### WHAT IS ASKED
Read the listing and extract each line that includes the word "JSON".

Rows from a figure dataset:
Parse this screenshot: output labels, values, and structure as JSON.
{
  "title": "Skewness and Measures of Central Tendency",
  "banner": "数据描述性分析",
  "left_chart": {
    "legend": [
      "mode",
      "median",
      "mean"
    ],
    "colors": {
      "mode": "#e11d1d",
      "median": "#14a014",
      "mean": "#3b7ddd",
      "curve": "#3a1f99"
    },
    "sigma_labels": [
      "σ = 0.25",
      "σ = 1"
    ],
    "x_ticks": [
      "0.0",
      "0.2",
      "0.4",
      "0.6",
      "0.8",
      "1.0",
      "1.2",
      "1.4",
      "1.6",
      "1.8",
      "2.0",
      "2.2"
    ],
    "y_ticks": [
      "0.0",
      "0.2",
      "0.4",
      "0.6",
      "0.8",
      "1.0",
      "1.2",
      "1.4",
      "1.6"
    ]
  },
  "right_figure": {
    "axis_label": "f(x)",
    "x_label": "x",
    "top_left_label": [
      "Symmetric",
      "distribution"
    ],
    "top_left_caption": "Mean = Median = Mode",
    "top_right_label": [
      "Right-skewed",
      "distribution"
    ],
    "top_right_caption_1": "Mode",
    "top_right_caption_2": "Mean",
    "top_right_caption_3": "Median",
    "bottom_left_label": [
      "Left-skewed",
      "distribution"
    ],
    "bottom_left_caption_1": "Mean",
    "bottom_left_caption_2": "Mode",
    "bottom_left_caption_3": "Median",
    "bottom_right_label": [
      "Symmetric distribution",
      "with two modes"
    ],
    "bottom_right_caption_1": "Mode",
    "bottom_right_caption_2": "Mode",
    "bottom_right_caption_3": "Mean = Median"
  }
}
---
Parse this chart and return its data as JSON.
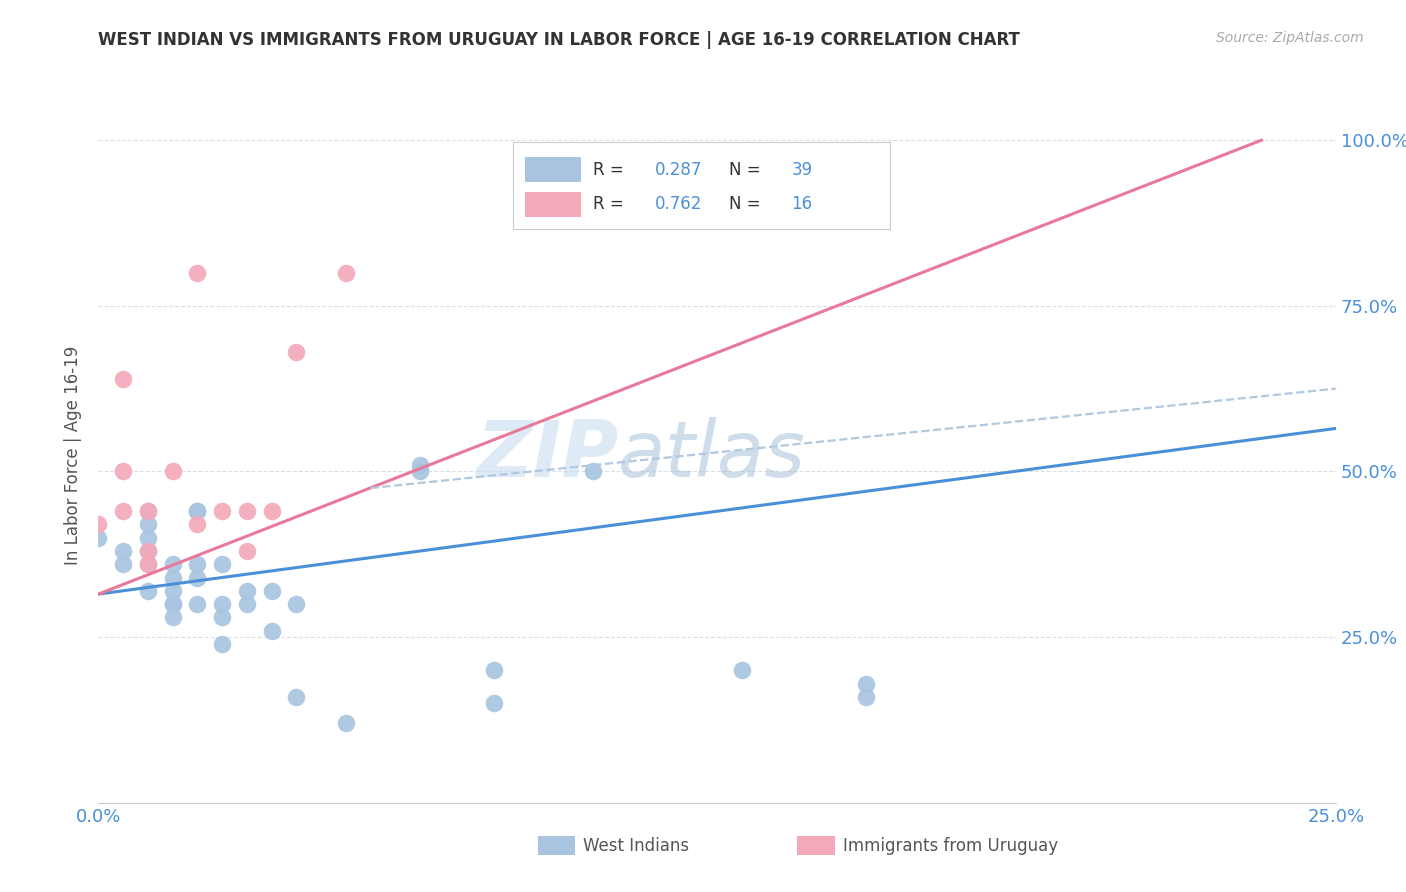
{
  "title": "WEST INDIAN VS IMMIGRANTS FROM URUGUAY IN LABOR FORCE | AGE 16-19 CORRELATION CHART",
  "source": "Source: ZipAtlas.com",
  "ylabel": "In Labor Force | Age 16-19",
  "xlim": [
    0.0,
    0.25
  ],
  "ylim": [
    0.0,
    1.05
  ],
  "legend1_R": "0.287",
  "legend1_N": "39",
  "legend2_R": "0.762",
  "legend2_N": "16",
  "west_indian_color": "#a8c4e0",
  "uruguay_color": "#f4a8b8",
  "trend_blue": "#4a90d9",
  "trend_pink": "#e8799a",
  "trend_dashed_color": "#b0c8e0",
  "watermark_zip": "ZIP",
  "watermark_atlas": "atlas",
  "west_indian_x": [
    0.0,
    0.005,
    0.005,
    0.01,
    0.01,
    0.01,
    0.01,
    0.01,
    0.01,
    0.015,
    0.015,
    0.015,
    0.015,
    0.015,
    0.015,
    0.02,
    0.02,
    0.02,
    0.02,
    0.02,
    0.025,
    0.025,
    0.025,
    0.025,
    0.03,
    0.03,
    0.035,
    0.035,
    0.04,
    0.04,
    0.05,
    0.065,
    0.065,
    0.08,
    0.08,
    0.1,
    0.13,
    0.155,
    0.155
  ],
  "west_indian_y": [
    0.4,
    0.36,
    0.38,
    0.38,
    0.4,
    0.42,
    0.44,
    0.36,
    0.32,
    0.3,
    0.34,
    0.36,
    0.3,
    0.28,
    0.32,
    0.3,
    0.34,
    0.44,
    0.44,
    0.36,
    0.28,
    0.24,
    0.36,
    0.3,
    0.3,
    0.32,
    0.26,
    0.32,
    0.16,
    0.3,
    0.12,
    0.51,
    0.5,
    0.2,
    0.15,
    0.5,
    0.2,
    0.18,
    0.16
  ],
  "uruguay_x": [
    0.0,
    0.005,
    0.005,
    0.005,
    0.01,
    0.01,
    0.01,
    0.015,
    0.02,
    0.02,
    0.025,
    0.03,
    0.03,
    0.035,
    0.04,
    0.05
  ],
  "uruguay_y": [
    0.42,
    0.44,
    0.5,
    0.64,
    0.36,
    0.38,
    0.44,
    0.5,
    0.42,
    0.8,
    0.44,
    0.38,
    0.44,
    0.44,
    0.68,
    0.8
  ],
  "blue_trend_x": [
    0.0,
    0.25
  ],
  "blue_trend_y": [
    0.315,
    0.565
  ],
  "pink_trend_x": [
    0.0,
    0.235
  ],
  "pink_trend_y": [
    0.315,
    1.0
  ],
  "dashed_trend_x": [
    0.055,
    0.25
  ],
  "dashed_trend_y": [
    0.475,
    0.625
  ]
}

### THE RESPONSE
Parse this screenshot: output labels, values, and structure as JSON.
Parse this chart and return its data as JSON.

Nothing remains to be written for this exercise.